● **What the task asks**:
Wherever "空间位置关系" appears in a line, list that line.

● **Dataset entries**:

§ §

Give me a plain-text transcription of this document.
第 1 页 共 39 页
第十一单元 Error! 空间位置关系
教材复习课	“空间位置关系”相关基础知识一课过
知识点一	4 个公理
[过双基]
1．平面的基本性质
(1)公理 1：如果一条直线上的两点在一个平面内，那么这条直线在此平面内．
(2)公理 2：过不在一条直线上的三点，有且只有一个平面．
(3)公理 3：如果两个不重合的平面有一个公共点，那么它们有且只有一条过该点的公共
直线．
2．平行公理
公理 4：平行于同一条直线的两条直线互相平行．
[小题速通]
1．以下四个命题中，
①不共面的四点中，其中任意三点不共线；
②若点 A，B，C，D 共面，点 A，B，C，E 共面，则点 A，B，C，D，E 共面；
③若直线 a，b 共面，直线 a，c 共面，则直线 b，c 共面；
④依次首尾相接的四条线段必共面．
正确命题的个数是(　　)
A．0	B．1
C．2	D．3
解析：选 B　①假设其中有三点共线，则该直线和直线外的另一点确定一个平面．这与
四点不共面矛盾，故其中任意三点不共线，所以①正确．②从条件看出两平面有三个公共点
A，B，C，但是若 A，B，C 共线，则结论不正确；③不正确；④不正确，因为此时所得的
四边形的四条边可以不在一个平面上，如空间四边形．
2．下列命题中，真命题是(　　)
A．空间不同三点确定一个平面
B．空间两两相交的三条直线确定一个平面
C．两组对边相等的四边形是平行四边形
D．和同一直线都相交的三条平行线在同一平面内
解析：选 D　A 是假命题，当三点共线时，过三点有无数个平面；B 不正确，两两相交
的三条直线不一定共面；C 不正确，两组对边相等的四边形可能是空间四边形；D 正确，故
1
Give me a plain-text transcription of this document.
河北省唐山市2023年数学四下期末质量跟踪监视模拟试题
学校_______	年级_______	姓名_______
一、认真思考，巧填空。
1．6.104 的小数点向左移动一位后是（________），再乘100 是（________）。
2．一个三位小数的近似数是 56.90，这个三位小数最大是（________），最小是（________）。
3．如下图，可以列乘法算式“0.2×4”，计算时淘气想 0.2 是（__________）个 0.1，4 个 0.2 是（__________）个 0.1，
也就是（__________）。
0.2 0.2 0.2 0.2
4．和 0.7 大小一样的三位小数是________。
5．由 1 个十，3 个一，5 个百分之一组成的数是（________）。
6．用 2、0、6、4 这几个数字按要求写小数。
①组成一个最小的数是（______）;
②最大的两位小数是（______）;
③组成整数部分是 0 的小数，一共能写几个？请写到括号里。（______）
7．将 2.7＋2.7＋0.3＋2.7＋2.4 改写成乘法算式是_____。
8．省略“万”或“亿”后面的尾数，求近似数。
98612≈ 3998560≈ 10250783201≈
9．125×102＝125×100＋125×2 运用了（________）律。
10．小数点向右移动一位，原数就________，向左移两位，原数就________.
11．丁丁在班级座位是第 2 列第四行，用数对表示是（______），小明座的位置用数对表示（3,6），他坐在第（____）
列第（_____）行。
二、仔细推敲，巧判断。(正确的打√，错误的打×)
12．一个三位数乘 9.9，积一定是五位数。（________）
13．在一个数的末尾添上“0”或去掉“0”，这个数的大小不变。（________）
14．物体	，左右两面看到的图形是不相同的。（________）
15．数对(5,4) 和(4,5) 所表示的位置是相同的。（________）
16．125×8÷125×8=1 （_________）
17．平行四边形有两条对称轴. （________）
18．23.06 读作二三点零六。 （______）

§ §

● **Answer to this exercise**:
第十一单元 Error! 空间位置关系
教材复习课	“空间位置关系”相关基础知识一课过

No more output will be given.